Print the full listing exactly.

Stored data entries:

··········

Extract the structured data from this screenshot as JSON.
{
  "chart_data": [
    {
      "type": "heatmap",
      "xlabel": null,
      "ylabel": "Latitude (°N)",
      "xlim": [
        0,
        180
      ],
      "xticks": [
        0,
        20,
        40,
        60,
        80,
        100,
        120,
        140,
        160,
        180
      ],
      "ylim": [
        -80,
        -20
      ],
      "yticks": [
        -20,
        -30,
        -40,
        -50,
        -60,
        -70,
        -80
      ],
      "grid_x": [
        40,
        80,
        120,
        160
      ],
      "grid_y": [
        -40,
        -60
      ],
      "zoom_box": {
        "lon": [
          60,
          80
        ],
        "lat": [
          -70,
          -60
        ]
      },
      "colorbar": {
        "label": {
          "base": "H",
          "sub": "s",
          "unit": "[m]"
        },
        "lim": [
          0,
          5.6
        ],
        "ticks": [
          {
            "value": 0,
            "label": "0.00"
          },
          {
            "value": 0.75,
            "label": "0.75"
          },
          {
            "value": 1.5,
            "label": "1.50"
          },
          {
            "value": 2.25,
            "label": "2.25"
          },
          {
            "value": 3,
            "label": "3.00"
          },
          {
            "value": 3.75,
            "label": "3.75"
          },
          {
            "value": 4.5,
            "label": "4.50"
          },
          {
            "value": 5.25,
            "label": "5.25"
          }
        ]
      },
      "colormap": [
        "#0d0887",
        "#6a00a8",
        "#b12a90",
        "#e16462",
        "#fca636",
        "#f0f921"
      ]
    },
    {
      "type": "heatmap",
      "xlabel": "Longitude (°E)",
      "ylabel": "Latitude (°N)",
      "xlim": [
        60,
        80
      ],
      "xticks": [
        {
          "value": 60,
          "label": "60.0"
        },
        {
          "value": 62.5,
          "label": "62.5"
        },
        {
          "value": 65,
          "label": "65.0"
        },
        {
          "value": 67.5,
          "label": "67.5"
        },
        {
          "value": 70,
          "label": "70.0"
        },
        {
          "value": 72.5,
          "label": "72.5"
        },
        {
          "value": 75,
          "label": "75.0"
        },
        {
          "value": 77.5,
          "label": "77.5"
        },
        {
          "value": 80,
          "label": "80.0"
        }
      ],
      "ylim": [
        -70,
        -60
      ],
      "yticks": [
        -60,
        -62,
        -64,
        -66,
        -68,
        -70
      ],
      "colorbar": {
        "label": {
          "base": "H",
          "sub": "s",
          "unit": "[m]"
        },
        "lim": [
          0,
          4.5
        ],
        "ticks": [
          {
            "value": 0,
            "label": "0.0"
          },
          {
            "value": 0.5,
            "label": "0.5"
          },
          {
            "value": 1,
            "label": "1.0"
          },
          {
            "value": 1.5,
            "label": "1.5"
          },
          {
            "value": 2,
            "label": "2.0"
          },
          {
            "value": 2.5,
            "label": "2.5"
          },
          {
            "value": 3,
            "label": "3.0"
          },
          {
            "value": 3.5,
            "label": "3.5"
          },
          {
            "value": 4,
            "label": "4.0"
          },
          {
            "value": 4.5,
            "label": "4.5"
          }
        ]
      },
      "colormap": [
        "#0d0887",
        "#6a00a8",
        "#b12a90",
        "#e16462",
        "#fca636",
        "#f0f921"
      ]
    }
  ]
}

··········

▶ _Exercise answer_:
Extract the structured data from this screenshot as JSON.
{
  "chart_data": [
    {
      "type": "heatmap",
      "xlabel": null,
      "ylabel": "Latitude (°N)",
      "xlim": [
        0,
        180
      ],
      "xticks": [
        0,
        20,
        40,
        60,
        80,
        100,
        120,
        140,
        160,
        180
      ],
      "ylim": [
        -80,
        -20
      ],
      "yticks": [
        -20,
        -30,
        -40,
        -50,
        -60,
        -70,
        -80
      ],
      "grid_x": [
        40,
        80,
        120,
        160
      ],
      "grid_y": [
        -40,
        -60
      ],
      "zoom_box": {
        "lon": [
          60,
          80
        ],
        "lat": [
          -70,
          -60
        ]
      },
      "colorbar": {
        "label": {
          "base": "H",
          "sub": "s",
          "unit": "[m]"
        },
        "lim": [
          0,
          5.6
        ],
        "ticks": [
          {
            "value": 0,
            "label": "0.00"
          },
          {
            "value": 0.75,
            "label": "0.75"
          },
          {
            "value": 1.5,
            "label": "1.50"
          },
          {
            "value": 2.25,
            "label": "2.25"
          },
          {
            "value": 3,
            "label": "3.00"
          },
          {
            "value": 3.75,
            "label": "3.75"
          },
          {
            "value": 4.5,
            "label": "4.50"
          },
          {
            "value": 5.25,
            "label": "5.25"
          }
        ]
      },
      "colormap": [
        "#0d0887",
        "#6a00a8",
        "#b12a90",
        "#e16462",
        "#fca636",
        "#f0f921"
      ]
    },
    {
      "type": "heatmap",
      "xlabel": "Longitude (°E)",
      "ylabel": "Latitude (°N)",
      "xlim": [
        60,
        80
      ],
      "xticks": [
        {
          "value": 60,
          "label": "60.0"
        },
        {
          "value": 62.5,
          "label": "62.5"
        },
        {
          "value": 65,
          "label": "65.0"
        },
        {
          "value": 67.5,
          "label": "67.5"
        },
        {
          "value": 70,
          "label": "70.0"
        },
        {
          "value": 72.5,
          "label": "72.5"
        },
        {
          "value": 75,
          "label": "75.0"
        },
        {
          "value": 77.5,
          "label": "77.5"
        },
        {
          "value": 80,
          "label": "80.0"
        }
      ],
      "ylim": [
        -70,
        -60
      ],
      "yticks": [
        -60,
        -62,
        -64,
        -66,
        -68,
        -70
      ],
      "colorbar": {
        "label": {
          "base": "H",
          "sub": "s",
          "unit": "[m]"
        },
        "lim": [
          0,
          4.5
        ],
        "ticks": [
          {
            "value": 0,
            "label": "0.0"
          },
          {
            "value": 0.5,
            "label": "0.5"
          },
          {
            "value": 1,
            "label": "1.0"
          },
          {
            "value": 1.5,
            "label": "1.5"
          },
          {
            "value": 2,
            "label": "2.0"
          },
          {
            "value": 2.5,
            "label": "2.5"
          },
          {
            "value": 3,
            "label": "3.0"
          },
          {
            "value": 3.5,
            "label": "3.5"
          },
          {
            "value": 4,
            "label": "4.0"
          },
          {
            "value": 4.5,
            "label": "4.5"
          }
        ]
      },
      "colormap": [
        "#0d0887",
        "#6a00a8",
        "#b12a90",
        "#e16462",
        "#fca636",
        "#f0f921"
      ]
    }
  ]
}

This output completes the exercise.